Leave out the pictures and repeat everything else in the records exactly.
··· SUPPLIED MATERIAL
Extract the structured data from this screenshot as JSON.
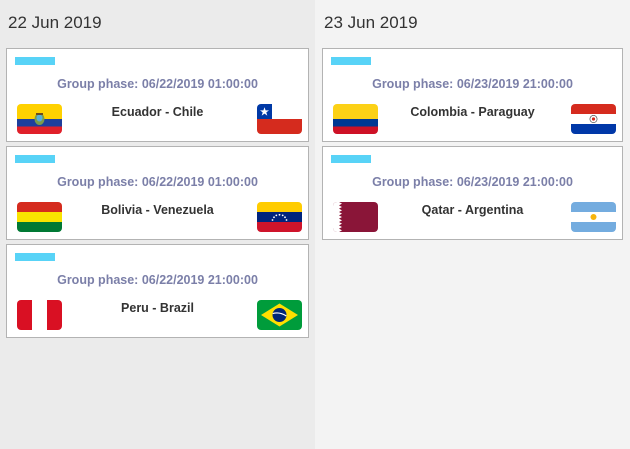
{
  "days": [
    {
      "date": "22 Jun 2019",
      "matches": [
        {
          "phase": "Group phase: 06/22/2019 01:00:00",
          "teams": "Ecuador - Chile",
          "home_flag": "ecuador-flag-icon",
          "away_flag": "chile-flag-icon"
        },
        {
          "phase": "Group phase: 06/22/2019 01:00:00",
          "teams": "Bolivia - Venezuela",
          "home_flag": "bolivia-flag-icon",
          "away_flag": "venezuela-flag-icon"
        },
        {
          "phase": "Group phase: 06/22/2019 21:00:00",
          "teams": "Peru - Brazil",
          "home_flag": "peru-flag-icon",
          "away_flag": "brazil-flag-icon"
        }
      ]
    },
    {
      "date": "23 Jun 2019",
      "matches": [
        {
          "phase": "Group phase: 06/23/2019 21:00:00",
          "teams": "Colombia - Paraguay",
          "home_flag": "colombia-flag-icon",
          "away_flag": "paraguay-flag-icon"
        },
        {
          "phase": "Group phase: 06/23/2019 21:00:00",
          "teams": "Qatar - Argentina",
          "home_flag": "qatar-flag-icon",
          "away_flag": "argentina-flag-icon"
        }
      ]
    }
  ],
  "colors": {
    "tag": "#58d3f7",
    "phase_text": "#7b7fa8",
    "card_border": "#b3b3b3",
    "left_column_bg": "#ebebeb",
    "right_column_bg": "#f3f3f3"
  }
}
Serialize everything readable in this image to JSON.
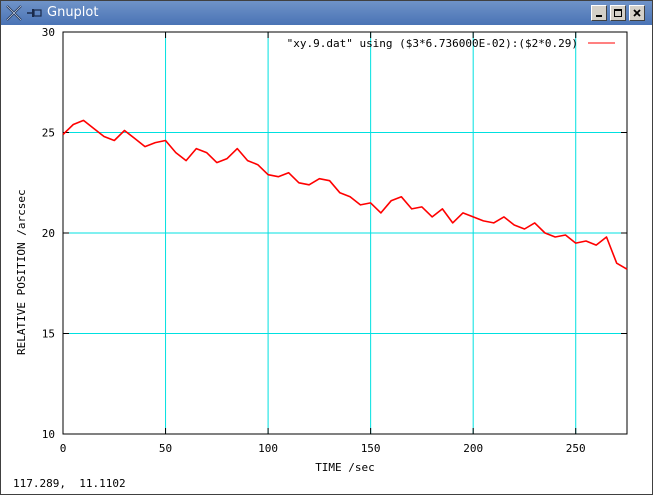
{
  "window": {
    "title": "Gnuplot",
    "titlebar_color": "#5a80be",
    "buttons": [
      "minimize-icon",
      "maximize-icon",
      "close-icon"
    ]
  },
  "status": {
    "coordinates": "117.289,  11.1102"
  },
  "colors": {
    "grid": "#00e0e0",
    "series": "#ff0000",
    "axes": "#000000"
  },
  "chart_data": {
    "type": "line",
    "title": "",
    "xlabel": "TIME /sec",
    "ylabel": "RELATIVE POSITION /arcsec",
    "xlim": [
      0,
      275
    ],
    "ylim": [
      10,
      30
    ],
    "xticks": [
      "0",
      "50",
      "100",
      "150",
      "200",
      "250"
    ],
    "yticks": [
      "10",
      "15",
      "20",
      "25",
      "30"
    ],
    "grid": true,
    "legend": "top-right",
    "series": [
      {
        "name": "\"xy.9.dat\" using ($3*6.736000E-02):($2*0.29)",
        "color": "#ff0000",
        "x": [
          0,
          5,
          10,
          15,
          20,
          25,
          30,
          35,
          40,
          45,
          50,
          55,
          60,
          65,
          70,
          75,
          80,
          85,
          90,
          95,
          100,
          105,
          110,
          115,
          120,
          125,
          130,
          135,
          140,
          145,
          150,
          155,
          160,
          165,
          170,
          175,
          180,
          185,
          190,
          195,
          200,
          205,
          210,
          215,
          220,
          225,
          230,
          235,
          240,
          245,
          250,
          255,
          260,
          265,
          270,
          275
        ],
        "y": [
          24.9,
          25.4,
          25.6,
          25.2,
          24.8,
          24.6,
          25.1,
          24.7,
          24.3,
          24.5,
          24.6,
          24.0,
          23.6,
          24.2,
          24.0,
          23.5,
          23.7,
          24.2,
          23.6,
          23.4,
          22.9,
          22.8,
          23.0,
          22.5,
          22.4,
          22.7,
          22.6,
          22.0,
          21.8,
          21.4,
          21.5,
          21.0,
          21.6,
          21.8,
          21.2,
          21.3,
          20.8,
          21.2,
          20.5,
          21.0,
          20.8,
          20.6,
          20.5,
          20.8,
          20.4,
          20.2,
          20.5,
          20.0,
          19.8,
          19.9,
          19.5,
          19.6,
          19.4,
          19.8,
          18.5,
          18.2
        ]
      }
    ]
  }
}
······
## RESPONSE TO THIS EXERCISE
Extract the structured data from this screenshot as JSON.
{
  "days": [
    {
      "date": "22 Jun 2019",
      "matches": [
        {
          "phase": "Group phase: 06/22/2019 01:00:00",
          "teams": "Ecuador - Chile",
          "home_flag": "ecuador-flag-icon",
          "away_flag": "chile-flag-icon"
        },
        {
          "phase": "Group phase: 06/22/2019 01:00:00",
          "teams": "Bolivia - Venezuela",
          "home_flag": "bolivia-flag-icon",
          "away_flag": "venezuela-flag-icon"
        },
        {
          "phase": "Group phase: 06/22/2019 21:00:00",
          "teams": "Peru - Brazil",
          "home_flag": "peru-flag-icon",
          "away_flag": "brazil-flag-icon"
        }
      ]
    },
    {
      "date": "23 Jun 2019",
      "matches": [
        {
          "phase": "Group phase: 06/23/2019 21:00:00",
          "teams": "Colombia - Paraguay",
          "home_flag": "colombia-flag-icon",
          "away_flag": "paraguay-flag-icon"
        },
        {
          "phase": "Group phase: 06/23/2019 21:00:00",
          "teams": "Qatar - Argentina",
          "home_flag": "qatar-flag-icon",
          "away_flag": "argentina-flag-icon"
        }
      ]
    }
  ],
  "colors": {
    "tag": "#58d3f7",
    "phase_text": "#7b7fa8",
    "card_border": "#b3b3b3",
    "left_column_bg": "#ebebeb",
    "right_column_bg": "#f3f3f3"
  }
}
Serialize everything readable in this image to JSON.
{
  "window": {
    "title": "Gnuplot",
    "titlebar_color": "#5a80be",
    "buttons": [
      "minimize-icon",
      "maximize-icon",
      "close-icon"
    ]
  },
  "status": {
    "coordinates": "117.289,  11.1102"
  },
  "colors": {
    "grid": "#00e0e0",
    "series": "#ff0000",
    "axes": "#000000"
  },
  "chart_data": {
    "type": "line",
    "title": "",
    "xlabel": "TIME /sec",
    "ylabel": "RELATIVE POSITION /arcsec",
    "xlim": [
      0,
      275
    ],
    "ylim": [
      10,
      30
    ],
    "xticks": [
      "0",
      "50",
      "100",
      "150",
      "200",
      "250"
    ],
    "yticks": [
      "10",
      "15",
      "20",
      "25",
      "30"
    ],
    "grid": true,
    "legend": "top-right",
    "series": [
      {
        "name": "\"xy.9.dat\" using ($3*6.736000E-02):($2*0.29)",
        "color": "#ff0000",
        "x": [
          0,
          5,
          10,
          15,
          20,
          25,
          30,
          35,
          40,
          45,
          50,
          55,
          60,
          65,
          70,
          75,
          80,
          85,
          90,
          95,
          100,
          105,
          110,
          115,
          120,
          125,
          130,
          135,
          140,
          145,
          150,
          155,
          160,
          165,
          170,
          175,
          180,
          185,
          190,
          195,
          200,
          205,
          210,
          215,
          220,
          225,
          230,
          235,
          240,
          245,
          250,
          255,
          260,
          265,
          270,
          275
        ],
        "y": [
          24.9,
          25.4,
          25.6,
          25.2,
          24.8,
          24.6,
          25.1,
          24.7,
          24.3,
          24.5,
          24.6,
          24.0,
          23.6,
          24.2,
          24.0,
          23.5,
          23.7,
          24.2,
          23.6,
          23.4,
          22.9,
          22.8,
          23.0,
          22.5,
          22.4,
          22.7,
          22.6,
          22.0,
          21.8,
          21.4,
          21.5,
          21.0,
          21.6,
          21.8,
          21.2,
          21.3,
          20.8,
          21.2,
          20.5,
          21.0,
          20.8,
          20.6,
          20.5,
          20.8,
          20.4,
          20.2,
          20.5,
          20.0,
          19.8,
          19.9,
          19.5,
          19.6,
          19.4,
          19.8,
          18.5,
          18.2
        ]
      }
    ]
  }
}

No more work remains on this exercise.